DOCUMENT EXTRACT
········
The album progresses on to "The Great Machine". This track begins with a serpentine bass riff that cycle through different modulations while bright, melodic guitar riffs look over the bass's shoulder. "The Great Machine", despite its melodic properties, is really brought to life with seemingly conflicted hardcore yells that usually should not fit this kind of song but oddly do. "Whale Maker" opens up with a violent, rumbling bass line accompanied by disjunctive, mechanical like guitar licks that sound as if a huge centipede is slithering across the neck. The track goes between these rolling verses and huge, crushing choruses that feature hellacious sludgy down pours. The track eventually ends in a flurry of noisy hardcore chaos that drives a metaphorical drill into the ear cavity of the listener. "Infinite Grin" is a melodic and slightly disjunctive track that cycle through similar harmonic chord patterns while the vocalists softly sing a repetitive lyric underneath the sound. "Tortoise Goes to Burning Man" is a very odd and quirky track. Throughout its duration the guitars attack one another with conflicting, inharmonious riffs that dance around each other only to entwine in a dizzying dissonance. The track is not exceptionally heavy but it does provide a lot of guitar showmanship that can be marveled at.
········
LISTED ENTRIES
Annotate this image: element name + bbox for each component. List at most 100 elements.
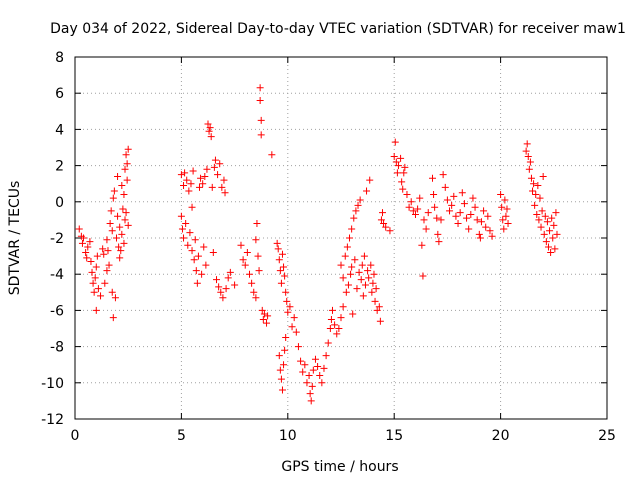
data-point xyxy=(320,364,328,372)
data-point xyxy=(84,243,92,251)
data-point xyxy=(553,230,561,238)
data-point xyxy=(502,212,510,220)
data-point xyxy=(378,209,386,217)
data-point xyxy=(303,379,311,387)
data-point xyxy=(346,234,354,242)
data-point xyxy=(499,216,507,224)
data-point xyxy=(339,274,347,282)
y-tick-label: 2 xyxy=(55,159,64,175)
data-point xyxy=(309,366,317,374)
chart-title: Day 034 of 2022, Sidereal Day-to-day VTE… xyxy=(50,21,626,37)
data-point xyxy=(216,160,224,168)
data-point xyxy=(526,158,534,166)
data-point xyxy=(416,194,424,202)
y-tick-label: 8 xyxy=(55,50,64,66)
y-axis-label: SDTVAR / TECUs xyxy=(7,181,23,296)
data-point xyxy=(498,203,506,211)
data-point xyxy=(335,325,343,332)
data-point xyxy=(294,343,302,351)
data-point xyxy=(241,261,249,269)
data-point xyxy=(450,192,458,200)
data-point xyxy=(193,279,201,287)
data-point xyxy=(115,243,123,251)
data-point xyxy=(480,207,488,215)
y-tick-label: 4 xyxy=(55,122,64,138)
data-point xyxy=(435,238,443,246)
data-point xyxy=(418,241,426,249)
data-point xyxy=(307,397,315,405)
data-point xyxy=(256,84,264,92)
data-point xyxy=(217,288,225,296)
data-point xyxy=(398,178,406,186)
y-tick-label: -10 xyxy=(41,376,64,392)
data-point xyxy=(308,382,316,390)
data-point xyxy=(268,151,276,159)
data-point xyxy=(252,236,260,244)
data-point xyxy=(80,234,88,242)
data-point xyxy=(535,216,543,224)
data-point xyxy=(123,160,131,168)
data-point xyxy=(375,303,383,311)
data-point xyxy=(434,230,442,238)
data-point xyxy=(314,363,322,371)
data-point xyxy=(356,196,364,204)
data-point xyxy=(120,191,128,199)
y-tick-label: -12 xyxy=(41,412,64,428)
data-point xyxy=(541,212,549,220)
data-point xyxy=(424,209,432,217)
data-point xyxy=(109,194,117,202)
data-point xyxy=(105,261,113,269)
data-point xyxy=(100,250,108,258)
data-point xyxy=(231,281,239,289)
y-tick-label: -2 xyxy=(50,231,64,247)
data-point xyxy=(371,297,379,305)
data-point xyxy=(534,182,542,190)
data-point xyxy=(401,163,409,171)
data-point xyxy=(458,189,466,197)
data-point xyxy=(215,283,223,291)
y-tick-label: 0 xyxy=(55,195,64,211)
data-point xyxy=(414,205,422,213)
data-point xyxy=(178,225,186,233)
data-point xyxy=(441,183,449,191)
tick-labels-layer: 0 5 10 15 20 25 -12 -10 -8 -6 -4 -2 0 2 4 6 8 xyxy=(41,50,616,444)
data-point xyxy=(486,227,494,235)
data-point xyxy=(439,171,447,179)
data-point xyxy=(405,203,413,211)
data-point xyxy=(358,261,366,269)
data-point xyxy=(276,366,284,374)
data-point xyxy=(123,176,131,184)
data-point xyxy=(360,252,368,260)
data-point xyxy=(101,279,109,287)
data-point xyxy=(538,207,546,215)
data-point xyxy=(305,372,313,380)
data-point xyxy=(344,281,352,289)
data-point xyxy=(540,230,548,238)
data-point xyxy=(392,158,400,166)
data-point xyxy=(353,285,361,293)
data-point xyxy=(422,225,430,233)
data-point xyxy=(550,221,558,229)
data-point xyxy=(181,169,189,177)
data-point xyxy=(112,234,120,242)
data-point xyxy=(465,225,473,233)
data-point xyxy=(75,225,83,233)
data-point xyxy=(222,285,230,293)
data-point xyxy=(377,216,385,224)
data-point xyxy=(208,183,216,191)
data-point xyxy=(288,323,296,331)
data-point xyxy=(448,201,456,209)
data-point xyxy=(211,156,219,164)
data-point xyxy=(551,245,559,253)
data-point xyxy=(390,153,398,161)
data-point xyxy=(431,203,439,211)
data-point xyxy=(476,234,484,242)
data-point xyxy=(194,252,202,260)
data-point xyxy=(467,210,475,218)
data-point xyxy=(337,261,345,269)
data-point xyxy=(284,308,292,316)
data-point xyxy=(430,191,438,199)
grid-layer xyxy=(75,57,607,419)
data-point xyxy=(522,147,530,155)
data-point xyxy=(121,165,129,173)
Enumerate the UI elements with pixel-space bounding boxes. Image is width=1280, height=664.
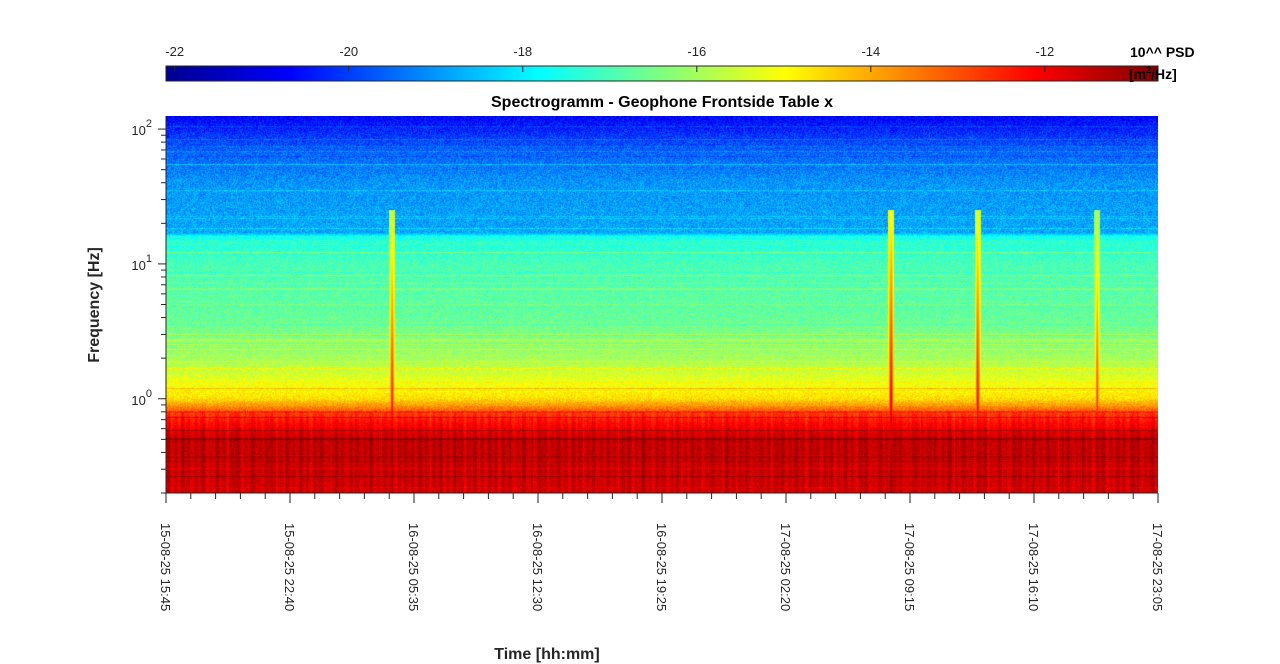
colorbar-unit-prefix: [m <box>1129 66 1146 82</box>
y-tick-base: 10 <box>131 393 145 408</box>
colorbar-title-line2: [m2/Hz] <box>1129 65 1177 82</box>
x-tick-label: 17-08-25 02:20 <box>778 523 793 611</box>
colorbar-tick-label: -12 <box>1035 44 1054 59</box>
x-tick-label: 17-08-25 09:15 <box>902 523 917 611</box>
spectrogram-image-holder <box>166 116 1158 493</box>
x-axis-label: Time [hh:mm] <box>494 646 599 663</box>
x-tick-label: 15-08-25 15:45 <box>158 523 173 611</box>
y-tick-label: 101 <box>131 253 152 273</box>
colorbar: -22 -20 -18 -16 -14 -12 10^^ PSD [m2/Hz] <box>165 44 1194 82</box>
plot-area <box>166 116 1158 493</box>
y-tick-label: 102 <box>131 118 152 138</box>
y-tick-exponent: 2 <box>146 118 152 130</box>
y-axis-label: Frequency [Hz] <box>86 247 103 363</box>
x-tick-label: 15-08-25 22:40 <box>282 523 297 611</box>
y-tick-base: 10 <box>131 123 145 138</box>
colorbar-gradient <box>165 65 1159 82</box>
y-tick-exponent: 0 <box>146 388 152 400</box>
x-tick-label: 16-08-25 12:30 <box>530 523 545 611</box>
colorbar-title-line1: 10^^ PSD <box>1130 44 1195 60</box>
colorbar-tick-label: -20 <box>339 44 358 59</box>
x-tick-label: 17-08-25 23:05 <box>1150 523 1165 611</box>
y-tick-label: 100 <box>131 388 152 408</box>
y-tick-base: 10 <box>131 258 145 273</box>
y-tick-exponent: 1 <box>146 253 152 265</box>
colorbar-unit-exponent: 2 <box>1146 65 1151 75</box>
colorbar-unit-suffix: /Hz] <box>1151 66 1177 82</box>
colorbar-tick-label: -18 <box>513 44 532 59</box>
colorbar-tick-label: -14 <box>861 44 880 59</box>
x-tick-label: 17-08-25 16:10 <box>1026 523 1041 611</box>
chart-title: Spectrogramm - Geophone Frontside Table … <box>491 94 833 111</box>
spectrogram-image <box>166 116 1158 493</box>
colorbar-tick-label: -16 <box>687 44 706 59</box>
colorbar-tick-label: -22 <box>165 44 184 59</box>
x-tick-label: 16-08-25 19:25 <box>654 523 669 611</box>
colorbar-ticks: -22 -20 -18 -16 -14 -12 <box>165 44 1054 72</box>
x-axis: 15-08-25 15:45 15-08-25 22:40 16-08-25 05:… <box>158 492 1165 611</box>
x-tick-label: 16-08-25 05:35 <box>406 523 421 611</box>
········
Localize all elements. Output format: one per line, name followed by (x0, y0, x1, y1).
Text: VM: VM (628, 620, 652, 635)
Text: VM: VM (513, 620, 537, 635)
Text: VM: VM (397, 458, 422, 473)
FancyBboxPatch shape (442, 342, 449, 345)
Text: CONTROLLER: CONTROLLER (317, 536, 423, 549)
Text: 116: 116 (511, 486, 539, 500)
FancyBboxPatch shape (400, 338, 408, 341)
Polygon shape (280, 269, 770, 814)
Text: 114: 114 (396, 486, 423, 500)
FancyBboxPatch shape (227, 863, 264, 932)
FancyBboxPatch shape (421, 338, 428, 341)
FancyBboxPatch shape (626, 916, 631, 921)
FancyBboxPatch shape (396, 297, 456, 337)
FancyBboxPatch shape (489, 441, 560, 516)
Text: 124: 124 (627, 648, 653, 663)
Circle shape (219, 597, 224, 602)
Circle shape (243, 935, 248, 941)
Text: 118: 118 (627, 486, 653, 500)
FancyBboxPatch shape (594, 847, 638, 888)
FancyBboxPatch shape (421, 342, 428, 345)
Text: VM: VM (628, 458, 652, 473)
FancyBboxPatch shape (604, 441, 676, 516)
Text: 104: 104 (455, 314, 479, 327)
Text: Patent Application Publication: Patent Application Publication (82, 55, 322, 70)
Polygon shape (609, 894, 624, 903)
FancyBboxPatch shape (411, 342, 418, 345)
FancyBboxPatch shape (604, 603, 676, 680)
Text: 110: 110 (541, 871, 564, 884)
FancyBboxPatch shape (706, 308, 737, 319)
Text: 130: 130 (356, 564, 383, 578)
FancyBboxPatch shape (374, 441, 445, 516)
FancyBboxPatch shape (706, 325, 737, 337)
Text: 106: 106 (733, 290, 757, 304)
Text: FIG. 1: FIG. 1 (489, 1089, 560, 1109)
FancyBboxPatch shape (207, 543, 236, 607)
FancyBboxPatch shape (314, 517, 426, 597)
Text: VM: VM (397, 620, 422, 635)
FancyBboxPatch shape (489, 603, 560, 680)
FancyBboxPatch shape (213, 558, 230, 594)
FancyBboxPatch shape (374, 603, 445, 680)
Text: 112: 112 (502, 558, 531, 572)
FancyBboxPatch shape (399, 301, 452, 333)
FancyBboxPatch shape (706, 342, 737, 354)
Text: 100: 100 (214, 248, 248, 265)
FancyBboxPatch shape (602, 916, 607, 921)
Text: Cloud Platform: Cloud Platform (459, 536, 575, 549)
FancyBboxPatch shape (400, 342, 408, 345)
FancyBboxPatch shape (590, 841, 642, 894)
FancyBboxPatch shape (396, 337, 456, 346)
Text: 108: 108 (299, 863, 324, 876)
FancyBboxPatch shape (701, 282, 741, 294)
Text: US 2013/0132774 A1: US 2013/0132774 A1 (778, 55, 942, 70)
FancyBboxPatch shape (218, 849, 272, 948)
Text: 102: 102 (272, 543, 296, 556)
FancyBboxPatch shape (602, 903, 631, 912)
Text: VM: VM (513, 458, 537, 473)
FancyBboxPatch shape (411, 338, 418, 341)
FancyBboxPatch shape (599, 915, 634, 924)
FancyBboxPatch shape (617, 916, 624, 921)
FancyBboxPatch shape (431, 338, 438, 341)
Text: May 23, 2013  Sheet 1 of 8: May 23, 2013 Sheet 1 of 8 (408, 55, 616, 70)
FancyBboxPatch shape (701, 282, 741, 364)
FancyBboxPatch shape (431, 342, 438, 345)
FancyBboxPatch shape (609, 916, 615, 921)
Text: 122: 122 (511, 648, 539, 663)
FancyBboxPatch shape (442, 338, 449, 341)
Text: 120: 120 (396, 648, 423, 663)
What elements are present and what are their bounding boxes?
········
WHAT THE TASK REQUIRES
Continue the album review above, starting after its last sentence.

THE REPLY
The album's title track morphs between post-rock melodiousness and noisy, catastrophic heaviness. "Infinite Teeth" with sincere, melodic guitar work that soon explodes Unsane esque raucous chugs. The track will absolutely rip the throat from you with its metaphorical teeth. The fact that this band has been labeled "post-hardcore" is somewhat an insult to me at this point in this album. This music is its own animal, but I digress. Intense drumming signals the beginning of "Plague Apparatus". The track is a heavy, groove laden hardcore jam that spirals through different phrases and eventually collapses upon the earth with apocalyptic destructive force. The Godzilla sized, eight minute "Prophetess" is up next. For four of its eight minutes, "Prophetess" stomps upon the fictional city in your ears and reduces it to rubble. Earth shattering chord after chord after chord, dripping with grime, slam down upon the listener with the weight of ten suns. After four minutes the chaos subsides and Tigon reduces its strength in order to lull the listener into a tension building, melodious section that echoes across your mind. But this only gives off a false sense of security as the band comes back in full forth for the track's final moments with gargantuan chords. The album ends with the haunting sounding "Descender", which rotates through groups of dissonant and melancholic chord progressions. "Descender" is the album's darkest sounding track and brings the album to a deadly close.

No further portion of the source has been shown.